**What you are asked to do:**
What is the number of lines that include the word "suàn"? Provide only that figure.

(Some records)
* start *
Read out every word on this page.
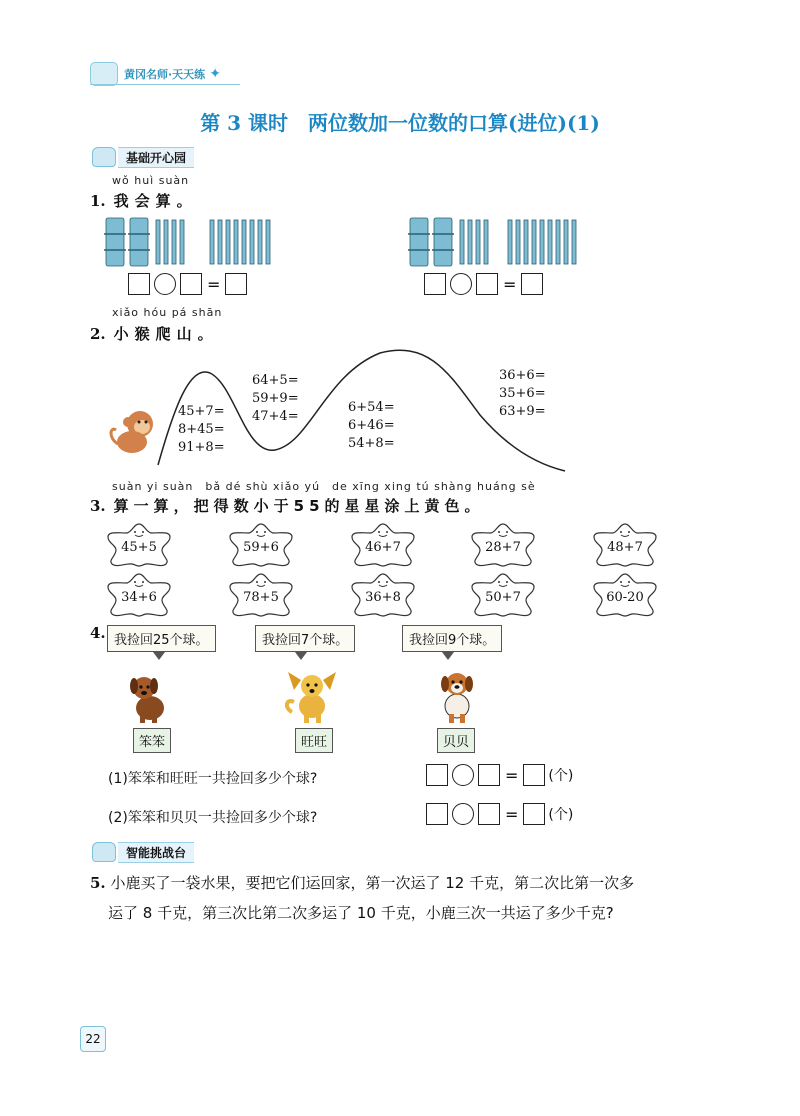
黄冈名师·天天练 ✦
第 3 课时　两位数加一位数的口算(进位)(1)
基础开心园
wǒ huì suàn
1. 我会算。
=	=
xiǎo hóu pá shān
2. 小猴爬山。
45+7=
8+45=
91+8=
64+5=
59+9=
47+4=
6+54=
6+46=
54+8=
36+6=
35+6=
63+9=
suàn yi suàn　bǎ dé shù xiǎo yú　de xīng xing tú shàng huáng sè
3. 算一算，把得数小于55的星星涂上黄色。
45+5	59+6	46+7	28+7	48+7
34+6	78+5	36+8	50+7	60-20
4. 我捡回25个球。	我捡回7个球。	我捡回9个球。
笨笨	旺旺	贝贝
(1)笨笨和旺旺一共捡回多少个球?	= (个)
(2)笨笨和贝贝一共捡回多少个球?	= (个)
智能挑战台
5. 小鹿买了一袋水果，要把它们运回家，第一次运了 12 千克，第二次比第一次多
运了 8 千克，第三次比第二次多运了 10 千克，小鹿三次一共运了多少千克?
22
* end *
**Correct answer:**
2